**Work to complete**
Edit the rows from the first one through the row that contains "data-point [347,287,355,295]": change every "y-tick-label" to "y-axis-label" and leave everything else the same. Give back only those rows.

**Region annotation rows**
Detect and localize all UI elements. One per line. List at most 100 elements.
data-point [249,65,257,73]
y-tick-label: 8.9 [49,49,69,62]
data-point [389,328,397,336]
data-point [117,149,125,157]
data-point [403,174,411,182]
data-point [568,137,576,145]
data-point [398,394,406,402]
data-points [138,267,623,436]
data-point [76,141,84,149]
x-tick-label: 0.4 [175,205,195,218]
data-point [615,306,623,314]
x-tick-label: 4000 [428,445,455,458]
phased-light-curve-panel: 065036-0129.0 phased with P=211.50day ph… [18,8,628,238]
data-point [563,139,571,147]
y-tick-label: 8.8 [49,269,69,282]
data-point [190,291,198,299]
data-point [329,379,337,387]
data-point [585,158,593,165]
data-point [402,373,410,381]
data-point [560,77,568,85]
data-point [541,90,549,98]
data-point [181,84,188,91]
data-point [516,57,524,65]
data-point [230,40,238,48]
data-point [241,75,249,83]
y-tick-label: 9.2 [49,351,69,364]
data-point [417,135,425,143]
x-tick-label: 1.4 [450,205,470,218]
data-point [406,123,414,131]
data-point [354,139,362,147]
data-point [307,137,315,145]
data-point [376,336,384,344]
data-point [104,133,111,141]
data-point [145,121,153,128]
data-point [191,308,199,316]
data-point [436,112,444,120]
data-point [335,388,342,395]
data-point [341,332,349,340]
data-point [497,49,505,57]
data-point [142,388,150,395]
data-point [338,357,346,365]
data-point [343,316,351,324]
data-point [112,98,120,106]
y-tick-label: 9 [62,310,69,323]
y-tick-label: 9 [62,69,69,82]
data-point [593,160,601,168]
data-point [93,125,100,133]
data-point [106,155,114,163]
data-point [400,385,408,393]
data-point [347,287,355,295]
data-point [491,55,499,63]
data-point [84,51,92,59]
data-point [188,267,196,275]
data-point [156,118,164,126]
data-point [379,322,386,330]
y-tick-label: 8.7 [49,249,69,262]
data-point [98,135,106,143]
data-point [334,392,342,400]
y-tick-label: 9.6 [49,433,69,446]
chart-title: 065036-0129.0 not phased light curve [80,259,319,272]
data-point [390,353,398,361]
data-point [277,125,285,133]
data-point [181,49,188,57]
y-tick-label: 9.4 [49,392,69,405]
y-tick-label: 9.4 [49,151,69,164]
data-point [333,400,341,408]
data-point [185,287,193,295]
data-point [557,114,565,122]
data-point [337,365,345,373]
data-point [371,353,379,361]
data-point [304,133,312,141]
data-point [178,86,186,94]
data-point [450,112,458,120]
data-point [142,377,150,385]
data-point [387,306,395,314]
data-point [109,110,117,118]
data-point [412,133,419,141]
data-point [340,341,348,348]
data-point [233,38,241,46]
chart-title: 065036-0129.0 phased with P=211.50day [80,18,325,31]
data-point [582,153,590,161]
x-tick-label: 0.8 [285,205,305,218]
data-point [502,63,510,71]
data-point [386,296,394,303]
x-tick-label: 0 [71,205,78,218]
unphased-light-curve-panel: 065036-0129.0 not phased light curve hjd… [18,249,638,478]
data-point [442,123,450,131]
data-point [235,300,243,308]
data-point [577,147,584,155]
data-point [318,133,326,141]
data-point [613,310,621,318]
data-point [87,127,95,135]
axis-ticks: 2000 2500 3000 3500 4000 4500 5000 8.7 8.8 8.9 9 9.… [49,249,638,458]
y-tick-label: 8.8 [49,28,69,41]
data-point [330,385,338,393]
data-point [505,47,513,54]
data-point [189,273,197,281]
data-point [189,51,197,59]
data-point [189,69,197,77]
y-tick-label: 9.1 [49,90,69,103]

**Written answer**
Detect and localize all UI elements. One per line. List at most 100 elements.
data-point [249,65,257,73]
y-axis-label: 8.9 [49,49,69,62]
data-point [389,328,397,336]
data-point [117,149,125,157]
data-point [403,174,411,182]
data-point [568,137,576,145]
data-point [398,394,406,402]
data-points [138,267,623,436]
data-point [76,141,84,149]
x-tick-label: 0.4 [175,205,195,218]
data-point [615,306,623,314]
x-tick-label: 4000 [428,445,455,458]
phased-light-curve-panel: 065036-0129.0 phased with P=211.50day ph… [18,8,628,238]
data-point [563,139,571,147]
y-axis-label: 8.8 [49,269,69,282]
data-point [190,291,198,299]
data-point [329,379,337,387]
data-point [585,158,593,165]
data-point [402,373,410,381]
data-point [560,77,568,85]
data-point [541,90,549,98]
data-point [181,84,188,91]
data-point [516,57,524,65]
data-point [230,40,238,48]
data-point [241,75,249,83]
y-axis-label: 9.2 [49,351,69,364]
data-point [417,135,425,143]
x-tick-label: 1.4 [450,205,470,218]
data-point [406,123,414,131]
data-point [354,139,362,147]
data-point [307,137,315,145]
data-point [376,336,384,344]
data-point [104,133,111,141]
data-point [145,121,153,128]
data-point [191,308,199,316]
data-point [436,112,444,120]
data-point [335,388,342,395]
data-point [341,332,349,340]
data-point [497,49,505,57]
data-point [142,388,150,395]
data-point [338,357,346,365]
data-point [343,316,351,324]
data-point [112,98,120,106]
y-axis-label: 9 [62,310,69,323]
y-axis-label: 9 [62,69,69,82]
data-point [593,160,601,168]
data-point [93,125,100,133]
data-point [106,155,114,163]
data-point [400,385,408,393]
data-point [347,287,355,295]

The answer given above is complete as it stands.